Aim of the task: Copy every one of the following rows verbatim, without changing any characters.

Region and label listings:
----
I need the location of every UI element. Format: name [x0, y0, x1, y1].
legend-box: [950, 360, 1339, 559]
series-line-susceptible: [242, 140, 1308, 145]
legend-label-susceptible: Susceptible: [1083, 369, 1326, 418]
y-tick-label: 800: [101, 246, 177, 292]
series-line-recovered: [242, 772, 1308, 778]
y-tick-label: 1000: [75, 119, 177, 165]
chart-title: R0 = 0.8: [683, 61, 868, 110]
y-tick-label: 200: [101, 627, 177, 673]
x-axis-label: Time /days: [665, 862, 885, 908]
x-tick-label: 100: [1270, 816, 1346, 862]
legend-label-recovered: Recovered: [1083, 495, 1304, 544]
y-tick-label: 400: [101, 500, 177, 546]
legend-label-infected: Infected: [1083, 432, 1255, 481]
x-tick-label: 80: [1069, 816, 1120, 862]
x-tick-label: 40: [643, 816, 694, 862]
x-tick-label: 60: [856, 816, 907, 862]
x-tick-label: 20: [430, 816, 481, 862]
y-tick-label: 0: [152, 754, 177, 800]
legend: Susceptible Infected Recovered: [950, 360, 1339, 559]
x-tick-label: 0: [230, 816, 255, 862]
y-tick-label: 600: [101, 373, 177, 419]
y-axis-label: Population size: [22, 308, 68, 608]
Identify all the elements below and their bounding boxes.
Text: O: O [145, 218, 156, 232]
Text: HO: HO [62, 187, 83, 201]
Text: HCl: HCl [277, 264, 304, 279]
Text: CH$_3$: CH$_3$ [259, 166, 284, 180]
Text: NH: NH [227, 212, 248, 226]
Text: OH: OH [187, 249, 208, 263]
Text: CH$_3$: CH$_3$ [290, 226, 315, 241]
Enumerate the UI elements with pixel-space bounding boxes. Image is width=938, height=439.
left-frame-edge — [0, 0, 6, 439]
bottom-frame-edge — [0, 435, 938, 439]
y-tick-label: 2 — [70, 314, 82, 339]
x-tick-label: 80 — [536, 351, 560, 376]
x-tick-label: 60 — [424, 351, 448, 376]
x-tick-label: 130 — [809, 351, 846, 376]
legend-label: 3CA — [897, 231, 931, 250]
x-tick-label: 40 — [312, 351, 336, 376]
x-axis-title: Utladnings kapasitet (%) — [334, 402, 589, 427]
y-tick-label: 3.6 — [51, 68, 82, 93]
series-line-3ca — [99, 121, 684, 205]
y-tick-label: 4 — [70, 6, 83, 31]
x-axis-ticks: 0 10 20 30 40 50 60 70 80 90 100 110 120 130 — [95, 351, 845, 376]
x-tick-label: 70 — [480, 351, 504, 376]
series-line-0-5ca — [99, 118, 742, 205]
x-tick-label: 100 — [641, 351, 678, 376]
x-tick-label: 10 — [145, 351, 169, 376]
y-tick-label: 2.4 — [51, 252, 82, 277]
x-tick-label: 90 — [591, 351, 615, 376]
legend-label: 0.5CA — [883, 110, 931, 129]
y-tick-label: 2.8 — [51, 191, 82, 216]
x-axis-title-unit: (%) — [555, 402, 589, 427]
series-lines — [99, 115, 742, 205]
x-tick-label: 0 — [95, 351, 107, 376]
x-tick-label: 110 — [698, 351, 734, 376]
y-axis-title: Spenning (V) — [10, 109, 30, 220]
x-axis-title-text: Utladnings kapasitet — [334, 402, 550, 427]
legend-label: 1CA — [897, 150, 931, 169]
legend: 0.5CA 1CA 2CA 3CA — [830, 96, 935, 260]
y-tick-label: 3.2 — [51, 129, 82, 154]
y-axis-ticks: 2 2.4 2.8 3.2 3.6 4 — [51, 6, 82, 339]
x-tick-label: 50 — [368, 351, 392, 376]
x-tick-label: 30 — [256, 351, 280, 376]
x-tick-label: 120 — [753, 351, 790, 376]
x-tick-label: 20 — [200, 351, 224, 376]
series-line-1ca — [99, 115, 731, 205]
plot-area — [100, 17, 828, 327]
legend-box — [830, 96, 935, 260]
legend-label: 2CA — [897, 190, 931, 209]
----
Solution for this problem:
I need the location of every UI element. Format: name [x0, y0, x1, y1].
legend-box: [950, 360, 1339, 559]
series-line-susceptible: [242, 140, 1308, 145]
legend-label-susceptible: Susceptible: [1083, 369, 1326, 418]
y-tick-label: 800: [101, 246, 177, 292]
series-line-recovered: [242, 772, 1308, 778]
y-tick-label: 1000: [75, 119, 177, 165]
chart-title: R0 = 0.8: [683, 61, 868, 110]
y-tick-label: 200: [101, 627, 177, 673]
x-axis-label: Time /days: [665, 862, 885, 908]
x-tick-label: 100: [1270, 816, 1346, 862]
legend-label-recovered: Recovered: [1083, 495, 1304, 544]
y-tick-label: 400: [101, 500, 177, 546]
legend-label-infected: Infected: [1083, 432, 1255, 481]
x-tick-label: 80: [1069, 816, 1120, 862]
x-tick-label: 40: [643, 816, 694, 862]
x-tick-label: 60: [856, 816, 907, 862]
x-tick-label: 20: [430, 816, 481, 862]
y-tick-label: 0: [152, 754, 177, 800]
legend: Susceptible Infected Recovered: [950, 360, 1339, 559]
x-tick-label: 0: [230, 816, 255, 862]
y-tick-label: 600: [101, 373, 177, 419]
y-axis-label: Population size: [22, 308, 68, 608]
Identify all the elements below and their bounding boxes.
Text: O: O [145, 218, 156, 232]
Text: HO: HO [62, 187, 83, 201]
Text: HCl: HCl [277, 264, 304, 279]
Text: CH$_3$: CH$_3$ [259, 166, 284, 180]
Text: NH: NH [227, 212, 248, 226]
Text: OH: OH [187, 249, 208, 263]
Text: CH$_3$: CH$_3$ [290, 226, 315, 241]
Enumerate the UI elements with pixel-space bounding boxes. Image is width=938, height=439.
left-frame-edge — [0, 0, 6, 439]
bottom-frame-edge — [0, 435, 938, 439]
y-tick-label: 2 — [70, 314, 82, 339]
x-tick-label: 80 — [536, 351, 560, 376]
x-tick-label: 60 — [424, 351, 448, 376]
x-tick-label: 130 — [809, 351, 846, 376]
legend-label: 3CA — [897, 231, 931, 250]
x-tick-label: 40 — [312, 351, 336, 376]
x-axis-title: Utladnings kapasitet (%) — [334, 402, 589, 427]
y-tick-label: 3.6 — [51, 68, 82, 93]
series-line-3ca — [99, 121, 684, 205]
y-tick-label: 4 — [70, 6, 83, 31]
x-axis-ticks: 0 10 20 30 40 50 60 70 80 90 100 110 120 130 — [95, 351, 845, 376]
x-tick-label: 70 — [480, 351, 504, 376]
series-line-0-5ca — [99, 118, 742, 205]
x-tick-label: 100 — [641, 351, 678, 376]
x-tick-label: 10 — [145, 351, 169, 376]
y-tick-label: 2.4 — [51, 252, 82, 277]
x-tick-label: 90 — [591, 351, 615, 376]
legend-label: 0.5CA — [883, 110, 931, 129]
y-tick-label: 2.8 — [51, 191, 82, 216]
x-axis-title-unit: (%) — [555, 402, 589, 427]
series-lines — [99, 115, 742, 205]
x-tick-label: 0 — [95, 351, 107, 376]
x-tick-label: 110 — [698, 351, 734, 376]
y-axis-title: Spenning (V) — [10, 109, 30, 220]
x-axis-title-text: Utladnings kapasitet — [334, 402, 550, 427]
legend-label: 1CA — [897, 150, 931, 169]
legend: 0.5CA 1CA 2CA 3CA — [830, 96, 935, 260]
y-tick-label: 3.2 — [51, 129, 82, 154]
y-axis-ticks: 2 2.4 2.8 3.2 3.6 4 — [51, 6, 82, 339]
x-tick-label: 50 — [368, 351, 392, 376]
x-tick-label: 30 — [256, 351, 280, 376]
x-tick-label: 120 — [753, 351, 790, 376]
x-tick-label: 20 — [200, 351, 224, 376]
series-line-1ca — [99, 115, 731, 205]
plot-area — [100, 17, 828, 327]
legend-box — [830, 96, 935, 260]
legend-label: 2CA — [897, 190, 931, 209]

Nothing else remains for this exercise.